DIRECTIVE:
Count the lines in the entries below that contain the string "title", matching case exactly, and reply with the number alone.

GIVEN ENTRIES:
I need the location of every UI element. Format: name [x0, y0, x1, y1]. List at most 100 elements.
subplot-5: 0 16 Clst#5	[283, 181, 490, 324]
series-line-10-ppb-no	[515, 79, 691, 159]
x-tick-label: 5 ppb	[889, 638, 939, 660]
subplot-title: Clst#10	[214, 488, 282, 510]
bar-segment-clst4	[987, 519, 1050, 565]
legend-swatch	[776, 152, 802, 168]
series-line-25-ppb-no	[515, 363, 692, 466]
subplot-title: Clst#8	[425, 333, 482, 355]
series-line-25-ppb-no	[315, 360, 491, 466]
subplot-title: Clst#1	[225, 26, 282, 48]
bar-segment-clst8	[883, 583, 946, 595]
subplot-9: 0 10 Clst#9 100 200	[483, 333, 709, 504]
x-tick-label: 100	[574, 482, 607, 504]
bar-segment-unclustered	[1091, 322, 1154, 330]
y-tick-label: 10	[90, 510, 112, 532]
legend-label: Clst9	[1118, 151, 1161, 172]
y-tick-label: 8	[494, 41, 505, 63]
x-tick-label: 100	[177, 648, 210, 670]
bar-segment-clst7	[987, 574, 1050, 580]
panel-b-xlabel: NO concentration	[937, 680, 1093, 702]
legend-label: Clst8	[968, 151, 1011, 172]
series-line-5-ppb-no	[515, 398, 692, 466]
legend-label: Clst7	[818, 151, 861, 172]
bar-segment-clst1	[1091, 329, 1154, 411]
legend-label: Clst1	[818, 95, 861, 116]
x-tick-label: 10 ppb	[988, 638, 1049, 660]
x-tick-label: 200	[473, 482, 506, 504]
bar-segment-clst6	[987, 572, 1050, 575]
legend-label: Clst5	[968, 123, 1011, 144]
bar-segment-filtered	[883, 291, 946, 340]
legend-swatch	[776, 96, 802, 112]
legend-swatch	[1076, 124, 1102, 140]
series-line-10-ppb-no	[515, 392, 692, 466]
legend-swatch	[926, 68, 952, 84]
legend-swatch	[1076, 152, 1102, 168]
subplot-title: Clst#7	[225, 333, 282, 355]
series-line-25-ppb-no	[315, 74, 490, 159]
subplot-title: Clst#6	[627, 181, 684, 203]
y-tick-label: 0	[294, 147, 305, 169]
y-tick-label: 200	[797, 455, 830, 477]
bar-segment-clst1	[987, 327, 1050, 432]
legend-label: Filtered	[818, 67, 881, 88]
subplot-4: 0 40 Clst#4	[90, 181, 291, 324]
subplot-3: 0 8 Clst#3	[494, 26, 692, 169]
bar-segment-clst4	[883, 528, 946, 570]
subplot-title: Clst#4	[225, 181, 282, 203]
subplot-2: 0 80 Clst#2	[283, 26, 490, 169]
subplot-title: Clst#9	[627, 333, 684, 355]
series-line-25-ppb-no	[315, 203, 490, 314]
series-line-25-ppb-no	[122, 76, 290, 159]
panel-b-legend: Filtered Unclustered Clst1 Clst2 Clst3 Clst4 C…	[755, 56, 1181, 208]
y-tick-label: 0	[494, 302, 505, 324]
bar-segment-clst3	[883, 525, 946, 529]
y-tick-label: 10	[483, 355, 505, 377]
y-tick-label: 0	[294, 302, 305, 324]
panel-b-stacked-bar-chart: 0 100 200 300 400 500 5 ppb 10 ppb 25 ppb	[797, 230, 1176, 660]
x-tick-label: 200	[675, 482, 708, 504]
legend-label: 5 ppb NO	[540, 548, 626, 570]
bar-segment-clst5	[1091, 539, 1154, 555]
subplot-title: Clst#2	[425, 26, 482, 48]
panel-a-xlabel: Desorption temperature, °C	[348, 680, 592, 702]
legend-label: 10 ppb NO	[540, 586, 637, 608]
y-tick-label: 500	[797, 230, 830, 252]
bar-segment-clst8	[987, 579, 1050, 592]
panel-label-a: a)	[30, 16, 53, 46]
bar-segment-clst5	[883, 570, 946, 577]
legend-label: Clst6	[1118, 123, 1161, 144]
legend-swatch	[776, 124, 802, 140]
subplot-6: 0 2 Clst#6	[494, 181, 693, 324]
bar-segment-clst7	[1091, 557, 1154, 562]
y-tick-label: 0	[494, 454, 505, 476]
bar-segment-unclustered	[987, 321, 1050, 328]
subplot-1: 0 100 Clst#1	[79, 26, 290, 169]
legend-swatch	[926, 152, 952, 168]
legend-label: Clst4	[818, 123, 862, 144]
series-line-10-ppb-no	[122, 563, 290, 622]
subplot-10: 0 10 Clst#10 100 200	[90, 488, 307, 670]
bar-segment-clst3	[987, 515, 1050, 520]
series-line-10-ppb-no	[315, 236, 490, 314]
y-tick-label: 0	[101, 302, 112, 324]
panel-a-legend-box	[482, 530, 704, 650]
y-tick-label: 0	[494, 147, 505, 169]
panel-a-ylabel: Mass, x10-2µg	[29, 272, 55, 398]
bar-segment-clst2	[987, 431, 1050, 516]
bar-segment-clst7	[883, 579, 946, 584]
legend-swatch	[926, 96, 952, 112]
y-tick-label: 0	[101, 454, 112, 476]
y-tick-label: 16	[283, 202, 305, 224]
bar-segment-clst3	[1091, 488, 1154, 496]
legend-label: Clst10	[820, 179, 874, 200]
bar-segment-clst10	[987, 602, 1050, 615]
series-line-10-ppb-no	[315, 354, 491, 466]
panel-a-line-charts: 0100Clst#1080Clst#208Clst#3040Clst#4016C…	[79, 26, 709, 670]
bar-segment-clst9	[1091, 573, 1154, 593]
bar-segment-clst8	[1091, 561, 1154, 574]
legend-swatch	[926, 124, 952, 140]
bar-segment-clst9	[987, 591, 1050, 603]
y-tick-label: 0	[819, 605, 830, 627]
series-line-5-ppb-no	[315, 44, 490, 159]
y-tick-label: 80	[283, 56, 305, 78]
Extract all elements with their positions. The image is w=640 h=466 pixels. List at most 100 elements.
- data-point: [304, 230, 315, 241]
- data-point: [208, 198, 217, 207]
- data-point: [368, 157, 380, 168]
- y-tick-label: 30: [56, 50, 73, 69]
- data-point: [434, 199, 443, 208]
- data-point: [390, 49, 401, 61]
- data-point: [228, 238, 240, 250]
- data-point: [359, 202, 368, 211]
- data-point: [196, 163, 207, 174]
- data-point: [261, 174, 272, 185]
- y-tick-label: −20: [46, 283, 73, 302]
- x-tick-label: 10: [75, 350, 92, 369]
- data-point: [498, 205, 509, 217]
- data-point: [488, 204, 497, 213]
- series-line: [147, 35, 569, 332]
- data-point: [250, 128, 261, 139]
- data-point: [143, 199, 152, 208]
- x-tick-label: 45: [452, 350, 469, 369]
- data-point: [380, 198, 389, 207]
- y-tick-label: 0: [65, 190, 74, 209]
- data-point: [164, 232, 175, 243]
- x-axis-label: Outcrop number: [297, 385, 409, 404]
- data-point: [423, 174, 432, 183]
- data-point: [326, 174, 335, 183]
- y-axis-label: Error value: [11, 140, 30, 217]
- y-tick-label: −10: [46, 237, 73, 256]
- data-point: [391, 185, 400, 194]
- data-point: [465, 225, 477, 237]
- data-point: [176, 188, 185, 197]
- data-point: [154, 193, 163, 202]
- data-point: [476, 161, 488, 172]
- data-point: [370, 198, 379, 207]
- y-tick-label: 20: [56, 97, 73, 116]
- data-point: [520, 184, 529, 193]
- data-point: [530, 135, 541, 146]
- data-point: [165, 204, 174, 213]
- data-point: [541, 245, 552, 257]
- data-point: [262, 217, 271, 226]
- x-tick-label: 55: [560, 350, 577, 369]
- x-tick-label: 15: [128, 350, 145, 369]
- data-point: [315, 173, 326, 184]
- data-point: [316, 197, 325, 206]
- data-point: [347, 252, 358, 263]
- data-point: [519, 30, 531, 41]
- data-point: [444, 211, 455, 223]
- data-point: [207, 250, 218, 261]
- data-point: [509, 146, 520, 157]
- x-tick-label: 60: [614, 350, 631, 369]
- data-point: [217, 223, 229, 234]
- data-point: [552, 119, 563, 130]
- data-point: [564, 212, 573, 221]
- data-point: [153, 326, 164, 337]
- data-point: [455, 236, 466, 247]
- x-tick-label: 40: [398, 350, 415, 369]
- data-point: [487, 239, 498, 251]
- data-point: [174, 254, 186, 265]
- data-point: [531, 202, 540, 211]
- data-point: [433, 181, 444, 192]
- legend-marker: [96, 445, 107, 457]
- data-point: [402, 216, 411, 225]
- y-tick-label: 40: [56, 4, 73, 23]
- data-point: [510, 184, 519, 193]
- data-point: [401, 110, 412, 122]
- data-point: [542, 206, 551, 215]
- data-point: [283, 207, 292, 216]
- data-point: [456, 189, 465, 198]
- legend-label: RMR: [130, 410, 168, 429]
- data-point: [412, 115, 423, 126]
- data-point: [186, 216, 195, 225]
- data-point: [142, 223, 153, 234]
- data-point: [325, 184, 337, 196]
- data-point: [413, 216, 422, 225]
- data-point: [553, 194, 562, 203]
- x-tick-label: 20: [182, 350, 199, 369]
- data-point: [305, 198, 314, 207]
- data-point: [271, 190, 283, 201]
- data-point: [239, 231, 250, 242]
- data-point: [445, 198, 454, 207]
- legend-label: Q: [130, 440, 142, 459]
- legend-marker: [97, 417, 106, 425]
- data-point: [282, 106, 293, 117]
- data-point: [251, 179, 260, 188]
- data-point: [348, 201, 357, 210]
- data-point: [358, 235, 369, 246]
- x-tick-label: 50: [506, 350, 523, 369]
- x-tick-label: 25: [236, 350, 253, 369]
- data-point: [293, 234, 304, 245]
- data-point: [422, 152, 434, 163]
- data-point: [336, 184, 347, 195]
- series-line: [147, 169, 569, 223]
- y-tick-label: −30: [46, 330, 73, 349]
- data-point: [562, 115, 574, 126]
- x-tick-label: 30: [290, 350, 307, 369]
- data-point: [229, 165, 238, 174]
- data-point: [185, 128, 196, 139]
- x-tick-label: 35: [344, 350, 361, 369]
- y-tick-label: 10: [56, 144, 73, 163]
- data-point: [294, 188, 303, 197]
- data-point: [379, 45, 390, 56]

WRITTEN SOLUTION:
8